== EXCERPTED RECORDS
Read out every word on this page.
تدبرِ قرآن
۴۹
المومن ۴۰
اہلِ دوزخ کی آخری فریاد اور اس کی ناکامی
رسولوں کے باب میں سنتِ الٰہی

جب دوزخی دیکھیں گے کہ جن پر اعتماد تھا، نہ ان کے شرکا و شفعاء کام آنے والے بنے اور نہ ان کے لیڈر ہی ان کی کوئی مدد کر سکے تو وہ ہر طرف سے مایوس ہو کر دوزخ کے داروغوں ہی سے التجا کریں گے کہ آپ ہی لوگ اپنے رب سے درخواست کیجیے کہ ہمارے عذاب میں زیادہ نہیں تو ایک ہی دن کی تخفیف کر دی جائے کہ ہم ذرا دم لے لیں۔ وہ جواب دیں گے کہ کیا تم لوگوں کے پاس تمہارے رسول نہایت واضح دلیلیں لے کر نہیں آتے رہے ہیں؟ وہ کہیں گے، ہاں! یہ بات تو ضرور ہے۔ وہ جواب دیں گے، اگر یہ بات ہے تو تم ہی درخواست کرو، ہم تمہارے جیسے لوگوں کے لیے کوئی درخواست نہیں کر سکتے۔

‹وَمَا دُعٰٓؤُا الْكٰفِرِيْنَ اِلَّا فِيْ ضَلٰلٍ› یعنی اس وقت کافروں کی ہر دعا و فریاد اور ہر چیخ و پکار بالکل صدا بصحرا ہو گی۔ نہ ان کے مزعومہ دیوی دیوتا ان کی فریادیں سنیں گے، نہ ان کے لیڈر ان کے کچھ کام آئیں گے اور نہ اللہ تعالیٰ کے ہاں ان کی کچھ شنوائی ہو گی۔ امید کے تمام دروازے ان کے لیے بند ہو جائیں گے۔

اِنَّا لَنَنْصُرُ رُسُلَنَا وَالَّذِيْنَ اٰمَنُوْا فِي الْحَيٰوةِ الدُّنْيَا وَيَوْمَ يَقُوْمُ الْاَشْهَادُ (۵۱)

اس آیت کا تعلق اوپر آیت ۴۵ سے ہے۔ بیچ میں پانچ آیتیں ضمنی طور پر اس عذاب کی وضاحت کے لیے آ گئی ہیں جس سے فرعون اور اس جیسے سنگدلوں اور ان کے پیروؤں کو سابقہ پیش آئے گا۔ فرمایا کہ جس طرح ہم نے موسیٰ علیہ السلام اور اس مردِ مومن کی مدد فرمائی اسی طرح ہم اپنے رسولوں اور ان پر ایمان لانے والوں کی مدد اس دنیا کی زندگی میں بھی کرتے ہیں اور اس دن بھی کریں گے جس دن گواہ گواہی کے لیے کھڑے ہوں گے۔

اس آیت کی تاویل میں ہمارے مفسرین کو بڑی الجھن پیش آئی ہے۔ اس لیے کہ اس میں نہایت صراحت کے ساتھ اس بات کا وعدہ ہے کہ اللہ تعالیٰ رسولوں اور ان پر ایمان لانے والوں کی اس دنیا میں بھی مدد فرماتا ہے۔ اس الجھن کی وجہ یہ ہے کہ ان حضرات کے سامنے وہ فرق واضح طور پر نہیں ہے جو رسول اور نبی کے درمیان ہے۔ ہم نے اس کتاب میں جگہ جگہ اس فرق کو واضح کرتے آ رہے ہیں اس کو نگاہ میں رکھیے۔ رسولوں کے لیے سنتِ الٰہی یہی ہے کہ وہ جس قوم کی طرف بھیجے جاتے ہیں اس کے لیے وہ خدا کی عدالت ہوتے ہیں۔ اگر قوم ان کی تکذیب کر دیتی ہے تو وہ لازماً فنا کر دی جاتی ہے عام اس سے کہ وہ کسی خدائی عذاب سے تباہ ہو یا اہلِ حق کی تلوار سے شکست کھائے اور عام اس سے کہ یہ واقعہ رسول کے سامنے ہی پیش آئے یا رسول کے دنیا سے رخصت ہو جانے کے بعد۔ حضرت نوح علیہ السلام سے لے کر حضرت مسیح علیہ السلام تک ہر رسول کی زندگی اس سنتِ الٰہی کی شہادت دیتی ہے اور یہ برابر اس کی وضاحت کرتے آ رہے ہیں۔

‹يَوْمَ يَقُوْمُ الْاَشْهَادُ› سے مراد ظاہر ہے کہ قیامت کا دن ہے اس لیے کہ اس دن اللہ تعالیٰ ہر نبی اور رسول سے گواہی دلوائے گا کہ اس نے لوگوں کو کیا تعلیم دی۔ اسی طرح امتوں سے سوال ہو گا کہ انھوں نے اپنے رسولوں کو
====
> [TASK STATEMENT]:
Gather from the entries above all lines that include the string "فریاد".

> [EXERCISE RESPONSE]:
اہلِ دوزخ کی آخری فریاد اور اس کی ناکامی
‹وَمَا دُعٰٓؤُا الْكٰفِرِيْنَ اِلَّا فِيْ ضَلٰلٍ› یعنی اس وقت کافروں کی ہر دعا و فریاد اور ہر چیخ و پکار بالکل صدا بصحرا ہو گی۔ نہ ان کے مزعومہ دیوی دیوتا ان کی فریادیں سنیں گے، نہ ان کے لیڈر ان کے کچھ کام آئیں گے اور نہ اللہ تعالیٰ کے ہاں ان کی کچھ شنوائی ہو گی۔ امید کے تمام دروازے ان کے لیے بند ہو جائیں گے۔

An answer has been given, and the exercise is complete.